▶ Challenge:
Gather the lines that hold the string "namplifier".

▶ Collection entries:

****

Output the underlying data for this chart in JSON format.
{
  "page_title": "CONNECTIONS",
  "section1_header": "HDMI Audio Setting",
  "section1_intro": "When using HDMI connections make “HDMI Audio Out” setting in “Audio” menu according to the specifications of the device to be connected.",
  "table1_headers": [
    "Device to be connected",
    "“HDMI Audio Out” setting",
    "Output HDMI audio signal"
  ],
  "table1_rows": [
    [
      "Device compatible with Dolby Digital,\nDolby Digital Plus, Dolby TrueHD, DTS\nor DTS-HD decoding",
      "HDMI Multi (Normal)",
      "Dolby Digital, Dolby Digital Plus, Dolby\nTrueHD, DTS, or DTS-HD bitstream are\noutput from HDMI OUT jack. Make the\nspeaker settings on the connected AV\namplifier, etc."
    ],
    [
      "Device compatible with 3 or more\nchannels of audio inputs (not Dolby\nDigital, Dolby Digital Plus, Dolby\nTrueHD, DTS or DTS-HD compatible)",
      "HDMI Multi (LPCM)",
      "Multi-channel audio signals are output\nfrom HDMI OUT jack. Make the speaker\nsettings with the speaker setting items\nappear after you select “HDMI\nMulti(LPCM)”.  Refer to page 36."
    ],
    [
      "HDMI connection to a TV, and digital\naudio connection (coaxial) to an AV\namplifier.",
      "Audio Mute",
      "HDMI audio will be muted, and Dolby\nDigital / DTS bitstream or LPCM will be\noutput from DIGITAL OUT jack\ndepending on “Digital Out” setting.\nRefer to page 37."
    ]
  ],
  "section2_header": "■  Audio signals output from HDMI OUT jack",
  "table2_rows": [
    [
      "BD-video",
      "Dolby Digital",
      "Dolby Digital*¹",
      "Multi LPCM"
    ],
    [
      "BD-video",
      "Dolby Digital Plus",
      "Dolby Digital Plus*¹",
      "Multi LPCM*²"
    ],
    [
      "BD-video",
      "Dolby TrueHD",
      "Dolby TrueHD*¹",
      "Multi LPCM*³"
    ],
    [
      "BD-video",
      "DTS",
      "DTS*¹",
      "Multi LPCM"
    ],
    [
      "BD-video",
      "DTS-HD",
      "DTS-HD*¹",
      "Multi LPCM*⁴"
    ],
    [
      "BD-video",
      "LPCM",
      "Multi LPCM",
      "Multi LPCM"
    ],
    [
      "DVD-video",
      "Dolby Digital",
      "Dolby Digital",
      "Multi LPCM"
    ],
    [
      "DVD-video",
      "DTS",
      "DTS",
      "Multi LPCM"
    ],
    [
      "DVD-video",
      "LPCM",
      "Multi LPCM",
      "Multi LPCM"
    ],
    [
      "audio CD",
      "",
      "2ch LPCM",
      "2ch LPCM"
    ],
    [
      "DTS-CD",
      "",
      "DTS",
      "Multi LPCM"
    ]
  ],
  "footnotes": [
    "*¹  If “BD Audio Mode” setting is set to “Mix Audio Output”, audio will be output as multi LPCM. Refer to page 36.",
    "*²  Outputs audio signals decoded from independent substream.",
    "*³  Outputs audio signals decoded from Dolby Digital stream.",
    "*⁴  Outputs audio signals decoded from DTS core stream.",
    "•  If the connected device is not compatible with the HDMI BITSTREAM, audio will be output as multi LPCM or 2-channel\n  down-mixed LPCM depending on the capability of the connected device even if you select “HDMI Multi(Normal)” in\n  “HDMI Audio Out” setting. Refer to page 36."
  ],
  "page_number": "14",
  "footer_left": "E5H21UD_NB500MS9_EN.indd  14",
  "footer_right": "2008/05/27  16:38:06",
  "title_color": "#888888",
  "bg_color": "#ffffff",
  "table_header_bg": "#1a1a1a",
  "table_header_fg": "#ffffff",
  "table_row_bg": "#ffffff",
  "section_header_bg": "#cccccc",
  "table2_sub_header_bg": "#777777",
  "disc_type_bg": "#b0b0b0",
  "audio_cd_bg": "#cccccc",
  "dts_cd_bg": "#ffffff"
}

****

▶ Response:
      "Dolby Digital, Dolby Digital Plus, Dolby\nTrueHD, DTS, or DTS-HD bitstream are\noutput from HDMI OUT jack. Make the\nspeaker settings on the connected AV\namplifier, etc."
      "HDMI connection to a TV, and digital\naudio connection (coaxial) to an AV\namplifier.",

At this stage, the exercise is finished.